• **WORK TO BE COMPLETED**:
Copy the rows below word for word, from the first one up to and including the line that contains "select-note[interactable]: Map 'dustHealtConcern'".

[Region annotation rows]
^^^^

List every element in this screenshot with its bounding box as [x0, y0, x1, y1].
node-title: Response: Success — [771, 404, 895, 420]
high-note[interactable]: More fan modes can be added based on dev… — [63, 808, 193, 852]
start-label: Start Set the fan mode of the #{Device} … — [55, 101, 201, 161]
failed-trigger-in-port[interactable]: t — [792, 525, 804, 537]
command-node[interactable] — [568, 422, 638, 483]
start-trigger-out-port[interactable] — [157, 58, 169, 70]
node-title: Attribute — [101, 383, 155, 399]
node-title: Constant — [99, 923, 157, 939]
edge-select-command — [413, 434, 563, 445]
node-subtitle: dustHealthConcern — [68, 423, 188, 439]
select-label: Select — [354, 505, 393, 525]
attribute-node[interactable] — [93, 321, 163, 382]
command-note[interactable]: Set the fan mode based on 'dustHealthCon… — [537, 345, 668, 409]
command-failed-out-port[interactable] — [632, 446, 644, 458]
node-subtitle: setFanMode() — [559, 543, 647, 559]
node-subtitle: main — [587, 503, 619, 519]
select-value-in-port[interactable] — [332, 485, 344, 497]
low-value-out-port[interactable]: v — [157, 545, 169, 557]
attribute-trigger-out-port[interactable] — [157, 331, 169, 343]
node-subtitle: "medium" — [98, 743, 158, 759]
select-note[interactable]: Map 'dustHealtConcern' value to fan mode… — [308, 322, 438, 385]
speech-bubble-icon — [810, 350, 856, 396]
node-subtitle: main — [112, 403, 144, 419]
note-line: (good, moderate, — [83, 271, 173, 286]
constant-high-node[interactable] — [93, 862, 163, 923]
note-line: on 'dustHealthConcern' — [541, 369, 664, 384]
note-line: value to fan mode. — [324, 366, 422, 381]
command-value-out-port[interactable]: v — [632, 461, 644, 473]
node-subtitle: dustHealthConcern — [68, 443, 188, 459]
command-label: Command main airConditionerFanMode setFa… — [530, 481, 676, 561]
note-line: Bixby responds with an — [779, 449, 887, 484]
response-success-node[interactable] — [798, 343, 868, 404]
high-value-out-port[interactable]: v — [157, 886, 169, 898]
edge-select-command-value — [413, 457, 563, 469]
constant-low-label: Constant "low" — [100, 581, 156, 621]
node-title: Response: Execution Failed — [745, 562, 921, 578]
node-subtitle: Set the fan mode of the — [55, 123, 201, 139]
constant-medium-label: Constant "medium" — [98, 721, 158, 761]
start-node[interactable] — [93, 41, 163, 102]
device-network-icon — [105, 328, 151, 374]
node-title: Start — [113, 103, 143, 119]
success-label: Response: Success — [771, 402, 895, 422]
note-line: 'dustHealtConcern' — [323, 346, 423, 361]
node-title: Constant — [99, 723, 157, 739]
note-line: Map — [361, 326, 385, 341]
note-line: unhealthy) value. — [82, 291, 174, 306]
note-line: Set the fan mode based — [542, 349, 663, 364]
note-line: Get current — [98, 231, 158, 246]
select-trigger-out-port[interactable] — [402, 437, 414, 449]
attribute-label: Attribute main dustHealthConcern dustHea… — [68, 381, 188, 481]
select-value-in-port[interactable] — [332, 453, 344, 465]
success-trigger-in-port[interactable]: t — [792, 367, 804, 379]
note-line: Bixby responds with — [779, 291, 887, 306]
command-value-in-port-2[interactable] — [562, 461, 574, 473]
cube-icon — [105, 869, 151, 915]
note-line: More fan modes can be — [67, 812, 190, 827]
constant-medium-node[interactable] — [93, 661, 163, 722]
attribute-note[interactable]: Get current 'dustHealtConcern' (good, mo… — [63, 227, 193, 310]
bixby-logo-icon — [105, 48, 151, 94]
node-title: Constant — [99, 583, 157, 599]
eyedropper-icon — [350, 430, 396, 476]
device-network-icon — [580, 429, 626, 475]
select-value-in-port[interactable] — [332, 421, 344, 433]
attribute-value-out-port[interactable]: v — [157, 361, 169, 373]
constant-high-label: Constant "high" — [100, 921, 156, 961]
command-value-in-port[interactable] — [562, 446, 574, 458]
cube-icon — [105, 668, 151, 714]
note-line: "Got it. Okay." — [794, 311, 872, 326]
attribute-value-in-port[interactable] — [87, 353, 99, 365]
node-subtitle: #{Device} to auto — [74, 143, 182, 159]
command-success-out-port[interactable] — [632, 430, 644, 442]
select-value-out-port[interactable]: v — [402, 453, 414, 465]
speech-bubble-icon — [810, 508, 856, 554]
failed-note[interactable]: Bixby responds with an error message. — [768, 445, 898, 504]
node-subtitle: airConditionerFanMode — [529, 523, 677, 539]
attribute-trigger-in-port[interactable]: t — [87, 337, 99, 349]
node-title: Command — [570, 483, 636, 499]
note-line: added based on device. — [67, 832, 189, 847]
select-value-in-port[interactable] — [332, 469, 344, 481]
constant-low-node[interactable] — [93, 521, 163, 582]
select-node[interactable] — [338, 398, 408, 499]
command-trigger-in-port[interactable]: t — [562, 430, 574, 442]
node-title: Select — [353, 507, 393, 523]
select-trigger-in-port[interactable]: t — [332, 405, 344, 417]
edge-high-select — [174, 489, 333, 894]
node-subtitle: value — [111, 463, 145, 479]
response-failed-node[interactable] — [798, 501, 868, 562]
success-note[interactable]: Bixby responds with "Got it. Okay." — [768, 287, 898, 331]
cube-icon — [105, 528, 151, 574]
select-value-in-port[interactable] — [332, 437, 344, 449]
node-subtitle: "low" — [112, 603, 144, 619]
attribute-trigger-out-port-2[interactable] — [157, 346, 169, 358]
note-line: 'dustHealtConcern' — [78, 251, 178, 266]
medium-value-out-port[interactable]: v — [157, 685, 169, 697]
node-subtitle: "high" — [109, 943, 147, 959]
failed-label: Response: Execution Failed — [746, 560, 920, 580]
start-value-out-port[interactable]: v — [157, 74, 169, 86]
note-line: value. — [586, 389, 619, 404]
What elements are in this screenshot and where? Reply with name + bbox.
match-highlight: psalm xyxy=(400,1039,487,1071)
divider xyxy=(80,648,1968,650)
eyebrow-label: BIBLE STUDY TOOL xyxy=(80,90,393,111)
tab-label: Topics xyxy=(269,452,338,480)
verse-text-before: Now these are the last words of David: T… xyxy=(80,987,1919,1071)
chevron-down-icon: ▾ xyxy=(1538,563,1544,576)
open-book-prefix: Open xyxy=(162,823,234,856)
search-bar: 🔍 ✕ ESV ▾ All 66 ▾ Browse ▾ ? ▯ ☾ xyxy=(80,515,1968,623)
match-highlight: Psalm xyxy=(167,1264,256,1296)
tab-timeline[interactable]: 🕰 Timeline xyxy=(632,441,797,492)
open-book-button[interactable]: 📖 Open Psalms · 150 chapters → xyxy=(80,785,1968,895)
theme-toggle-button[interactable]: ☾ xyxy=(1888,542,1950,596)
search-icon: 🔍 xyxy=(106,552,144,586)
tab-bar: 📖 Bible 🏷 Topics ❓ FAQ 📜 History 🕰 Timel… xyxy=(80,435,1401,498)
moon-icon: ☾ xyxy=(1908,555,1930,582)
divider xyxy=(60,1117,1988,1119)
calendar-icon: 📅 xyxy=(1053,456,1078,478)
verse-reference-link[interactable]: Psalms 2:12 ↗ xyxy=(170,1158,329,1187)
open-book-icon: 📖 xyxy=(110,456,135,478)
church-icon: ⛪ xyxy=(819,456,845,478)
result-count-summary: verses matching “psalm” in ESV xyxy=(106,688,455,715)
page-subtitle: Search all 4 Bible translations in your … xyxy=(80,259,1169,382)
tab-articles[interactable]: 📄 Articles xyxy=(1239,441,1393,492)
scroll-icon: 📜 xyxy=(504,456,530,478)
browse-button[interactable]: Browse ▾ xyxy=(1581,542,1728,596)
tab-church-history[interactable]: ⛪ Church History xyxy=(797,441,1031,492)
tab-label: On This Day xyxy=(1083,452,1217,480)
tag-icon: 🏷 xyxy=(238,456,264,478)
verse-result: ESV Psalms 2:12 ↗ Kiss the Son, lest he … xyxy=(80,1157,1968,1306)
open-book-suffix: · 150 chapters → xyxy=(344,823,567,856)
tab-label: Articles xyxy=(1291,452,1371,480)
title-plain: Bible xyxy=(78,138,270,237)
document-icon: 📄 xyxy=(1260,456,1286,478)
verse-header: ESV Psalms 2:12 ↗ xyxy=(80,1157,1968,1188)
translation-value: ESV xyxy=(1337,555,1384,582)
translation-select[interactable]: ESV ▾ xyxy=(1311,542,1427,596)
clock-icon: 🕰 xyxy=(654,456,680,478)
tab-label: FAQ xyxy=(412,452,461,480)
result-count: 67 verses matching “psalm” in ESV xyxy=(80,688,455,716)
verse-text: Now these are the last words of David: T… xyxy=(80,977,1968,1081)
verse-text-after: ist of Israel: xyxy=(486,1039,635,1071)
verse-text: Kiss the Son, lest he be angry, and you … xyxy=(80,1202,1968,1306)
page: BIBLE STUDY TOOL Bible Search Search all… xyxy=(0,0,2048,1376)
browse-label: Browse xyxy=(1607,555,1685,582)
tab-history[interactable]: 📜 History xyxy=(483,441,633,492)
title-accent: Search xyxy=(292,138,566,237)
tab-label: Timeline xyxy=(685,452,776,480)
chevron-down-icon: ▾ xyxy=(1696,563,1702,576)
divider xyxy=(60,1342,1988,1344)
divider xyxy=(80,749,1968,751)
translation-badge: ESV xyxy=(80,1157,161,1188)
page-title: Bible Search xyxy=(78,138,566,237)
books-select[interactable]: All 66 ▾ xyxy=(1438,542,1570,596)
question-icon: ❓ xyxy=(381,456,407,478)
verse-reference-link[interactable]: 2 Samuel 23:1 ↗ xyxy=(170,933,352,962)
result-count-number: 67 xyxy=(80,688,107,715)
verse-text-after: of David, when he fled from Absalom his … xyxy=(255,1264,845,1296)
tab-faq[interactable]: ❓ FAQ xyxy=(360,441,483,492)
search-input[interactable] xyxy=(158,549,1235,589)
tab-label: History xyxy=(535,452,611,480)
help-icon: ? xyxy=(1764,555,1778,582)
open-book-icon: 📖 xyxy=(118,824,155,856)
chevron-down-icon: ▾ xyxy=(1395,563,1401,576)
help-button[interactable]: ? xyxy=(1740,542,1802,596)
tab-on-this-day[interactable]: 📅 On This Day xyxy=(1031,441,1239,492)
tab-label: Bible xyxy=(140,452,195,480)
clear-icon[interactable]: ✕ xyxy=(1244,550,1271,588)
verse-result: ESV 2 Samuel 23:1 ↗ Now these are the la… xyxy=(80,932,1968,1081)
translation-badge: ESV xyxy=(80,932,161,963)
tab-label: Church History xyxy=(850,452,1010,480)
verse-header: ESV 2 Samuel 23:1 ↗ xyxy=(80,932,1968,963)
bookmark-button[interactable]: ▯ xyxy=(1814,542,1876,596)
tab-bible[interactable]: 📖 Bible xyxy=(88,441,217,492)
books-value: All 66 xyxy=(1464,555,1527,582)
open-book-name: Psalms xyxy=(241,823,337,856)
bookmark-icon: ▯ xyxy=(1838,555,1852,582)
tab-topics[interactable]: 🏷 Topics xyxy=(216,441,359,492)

^^^^

• **REPLY TO THE TASK**:
List every element in this screenshot with its bounding box as [x0, y0, x1, y1].
node-title: Response: Success — [771, 404, 895, 420]
high-note[interactable]: More fan modes can be added based on dev… — [63, 808, 193, 852]
start-label: Start Set the fan mode of the #{Device} … — [55, 101, 201, 161]
failed-trigger-in-port[interactable]: t — [792, 525, 804, 537]
command-node[interactable] — [568, 422, 638, 483]
start-trigger-out-port[interactable] — [157, 58, 169, 70]
node-title: Attribute — [101, 383, 155, 399]
node-title: Constant — [99, 923, 157, 939]
edge-select-command — [413, 434, 563, 445]
node-subtitle: dustHealthConcern — [68, 423, 188, 439]
select-label: Select — [354, 505, 393, 525]
attribute-node[interactable] — [93, 321, 163, 382]
command-note[interactable]: Set the fan mode based on 'dustHealthCon… — [537, 345, 668, 409]
command-failed-out-port[interactable] — [632, 446, 644, 458]
node-subtitle: setFanMode() — [559, 543, 647, 559]
node-subtitle: main — [587, 503, 619, 519]
select-value-in-port[interactable] — [332, 485, 344, 497]
low-value-out-port[interactable]: v — [157, 545, 169, 557]
attribute-trigger-out-port[interactable] — [157, 331, 169, 343]
node-subtitle: "medium" — [98, 743, 158, 759]
select-note[interactable]: Map 'dustHealtConcern' value to fan mode… — [308, 322, 438, 385]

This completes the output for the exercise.